The task – Would you write out the listing verbatim and skip every picture in it?

Source records –
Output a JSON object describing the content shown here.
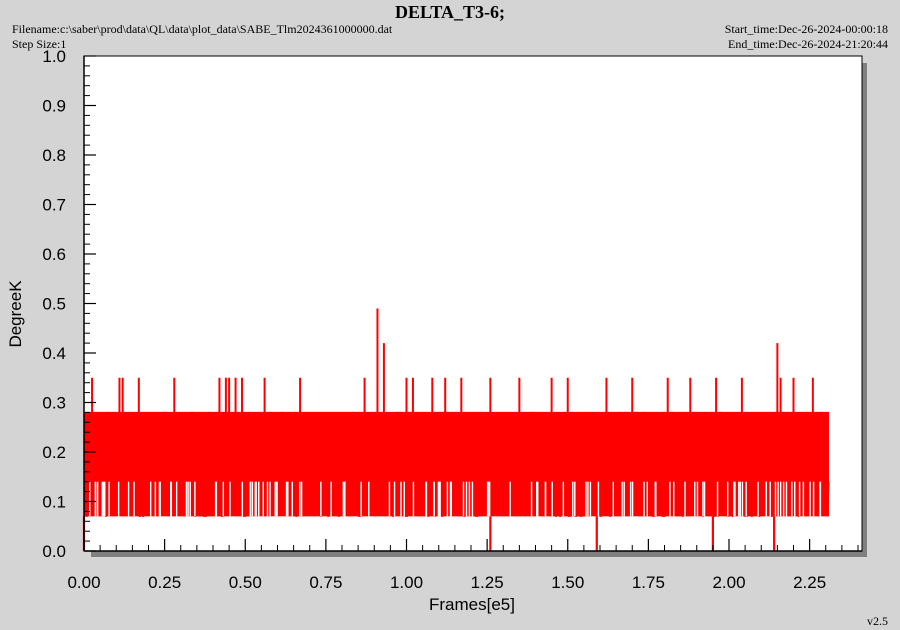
{
  "header": {
    "title": "DELTA_T3-6;",
    "filename": "Filename:c:\\saber\\prod\\data\\QL\\data\\plot_data\\SABE_Tlm2024361000000.dat",
    "step_size": "Step Size:1",
    "start_time": "Start_time:Dec-26-2024-00:00:18",
    "end_time": "End_time:Dec-26-2024-21:20:44",
    "version": "v2.5"
  },
  "colors": {
    "series": "#ff0000",
    "plot_background": "#ffffff",
    "page_background": "#d4d4d4",
    "shadow": "#808080"
  },
  "chart_data": {
    "type": "line",
    "title": "DELTA_T3-6;",
    "xlabel": "Frames[e5]",
    "ylabel": "DegreeK",
    "xlim": [
      0,
      2.42
    ],
    "ylim": [
      0,
      1.0
    ],
    "x_ticks": [
      "0.00",
      "0.25",
      "0.50",
      "0.75",
      "1.00",
      "1.25",
      "1.50",
      "1.75",
      "2.00",
      "2.25"
    ],
    "y_ticks": [
      "0.0",
      "0.1",
      "0.2",
      "0.3",
      "0.4",
      "0.5",
      "0.6",
      "0.7",
      "0.8",
      "0.9",
      "1.0"
    ],
    "grid": false,
    "series": [
      {
        "x_range": [
          0,
          2.31
        ],
        "dense_band": [
          0.07,
          0.28
        ],
        "typical_levels": [
          0.07,
          0.14,
          0.21,
          0.28
        ],
        "spikes": [
          {
            "x": 0.025,
            "y": 0.35
          },
          {
            "x": 0.11,
            "y": 0.35
          },
          {
            "x": 0.12,
            "y": 0.35
          },
          {
            "x": 0.17,
            "y": 0.35
          },
          {
            "x": 0.28,
            "y": 0.35
          },
          {
            "x": 0.42,
            "y": 0.35
          },
          {
            "x": 0.44,
            "y": 0.35
          },
          {
            "x": 0.45,
            "y": 0.35
          },
          {
            "x": 0.47,
            "y": 0.35
          },
          {
            "x": 0.49,
            "y": 0.35
          },
          {
            "x": 0.56,
            "y": 0.35
          },
          {
            "x": 0.67,
            "y": 0.35
          },
          {
            "x": 0.87,
            "y": 0.35
          },
          {
            "x": 0.91,
            "y": 0.49
          },
          {
            "x": 0.93,
            "y": 0.42
          },
          {
            "x": 1.0,
            "y": 0.35
          },
          {
            "x": 1.02,
            "y": 0.35
          },
          {
            "x": 1.08,
            "y": 0.35
          },
          {
            "x": 1.12,
            "y": 0.35
          },
          {
            "x": 1.17,
            "y": 0.35
          },
          {
            "x": 1.26,
            "y": 0.35
          },
          {
            "x": 1.35,
            "y": 0.35
          },
          {
            "x": 1.45,
            "y": 0.35
          },
          {
            "x": 1.5,
            "y": 0.35
          },
          {
            "x": 1.62,
            "y": 0.35
          },
          {
            "x": 1.7,
            "y": 0.35
          },
          {
            "x": 1.81,
            "y": 0.35
          },
          {
            "x": 1.88,
            "y": 0.35
          },
          {
            "x": 1.96,
            "y": 0.35
          },
          {
            "x": 2.04,
            "y": 0.35
          },
          {
            "x": 2.15,
            "y": 0.42
          },
          {
            "x": 2.16,
            "y": 0.35
          },
          {
            "x": 2.2,
            "y": 0.35
          },
          {
            "x": 2.26,
            "y": 0.35
          }
        ],
        "dips": [
          {
            "x": 0.0,
            "y": 0.0
          },
          {
            "x": 1.26,
            "y": 0.0
          },
          {
            "x": 1.59,
            "y": 0.0
          },
          {
            "x": 1.95,
            "y": 0.0
          },
          {
            "x": 2.14,
            "y": 0.0
          }
        ]
      }
    ]
  }
}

Task response –
Output a JSON object describing the content shown here.
{
  "header": {
    "title": "DELTA_T3-6;",
    "filename": "Filename:c:\\saber\\prod\\data\\QL\\data\\plot_data\\SABE_Tlm2024361000000.dat",
    "step_size": "Step Size:1",
    "start_time": "Start_time:Dec-26-2024-00:00:18",
    "end_time": "End_time:Dec-26-2024-21:20:44",
    "version": "v2.5"
  },
  "colors": {
    "series": "#ff0000",
    "plot_background": "#ffffff",
    "page_background": "#d4d4d4",
    "shadow": "#808080"
  },
  "chart_data": {
    "type": "line",
    "title": "DELTA_T3-6;",
    "xlabel": "Frames[e5]",
    "ylabel": "DegreeK",
    "xlim": [
      0,
      2.42
    ],
    "ylim": [
      0,
      1.0
    ],
    "x_ticks": [
      "0.00",
      "0.25",
      "0.50",
      "0.75",
      "1.00",
      "1.25",
      "1.50",
      "1.75",
      "2.00",
      "2.25"
    ],
    "y_ticks": [
      "0.0",
      "0.1",
      "0.2",
      "0.3",
      "0.4",
      "0.5",
      "0.6",
      "0.7",
      "0.8",
      "0.9",
      "1.0"
    ],
    "grid": false,
    "series": [
      {
        "x_range": [
          0,
          2.31
        ],
        "dense_band": [
          0.07,
          0.28
        ],
        "typical_levels": [
          0.07,
          0.14,
          0.21,
          0.28
        ],
        "spikes": [
          {
            "x": 0.025,
            "y": 0.35
          },
          {
            "x": 0.11,
            "y": 0.35
          },
          {
            "x": 0.12,
            "y": 0.35
          },
          {
            "x": 0.17,
            "y": 0.35
          },
          {
            "x": 0.28,
            "y": 0.35
          },
          {
            "x": 0.42,
            "y": 0.35
          },
          {
            "x": 0.44,
            "y": 0.35
          },
          {
            "x": 0.45,
            "y": 0.35
          },
          {
            "x": 0.47,
            "y": 0.35
          },
          {
            "x": 0.49,
            "y": 0.35
          },
          {
            "x": 0.56,
            "y": 0.35
          },
          {
            "x": 0.67,
            "y": 0.35
          },
          {
            "x": 0.87,
            "y": 0.35
          },
          {
            "x": 0.91,
            "y": 0.49
          },
          {
            "x": 0.93,
            "y": 0.42
          },
          {
            "x": 1.0,
            "y": 0.35
          },
          {
            "x": 1.02,
            "y": 0.35
          },
          {
            "x": 1.08,
            "y": 0.35
          },
          {
            "x": 1.12,
            "y": 0.35
          },
          {
            "x": 1.17,
            "y": 0.35
          },
          {
            "x": 1.26,
            "y": 0.35
          },
          {
            "x": 1.35,
            "y": 0.35
          },
          {
            "x": 1.45,
            "y": 0.35
          },
          {
            "x": 1.5,
            "y": 0.35
          },
          {
            "x": 1.62,
            "y": 0.35
          },
          {
            "x": 1.7,
            "y": 0.35
          },
          {
            "x": 1.81,
            "y": 0.35
          },
          {
            "x": 1.88,
            "y": 0.35
          },
          {
            "x": 1.96,
            "y": 0.35
          },
          {
            "x": 2.04,
            "y": 0.35
          },
          {
            "x": 2.15,
            "y": 0.42
          },
          {
            "x": 2.16,
            "y": 0.35
          },
          {
            "x": 2.2,
            "y": 0.35
          },
          {
            "x": 2.26,
            "y": 0.35
          }
        ],
        "dips": [
          {
            "x": 0.0,
            "y": 0.0
          },
          {
            "x": 1.26,
            "y": 0.0
          },
          {
            "x": 1.59,
            "y": 0.0
          },
          {
            "x": 1.95,
            "y": 0.0
          },
          {
            "x": 2.14,
            "y": 0.0
          }
        ]
      }
    ]
  }
}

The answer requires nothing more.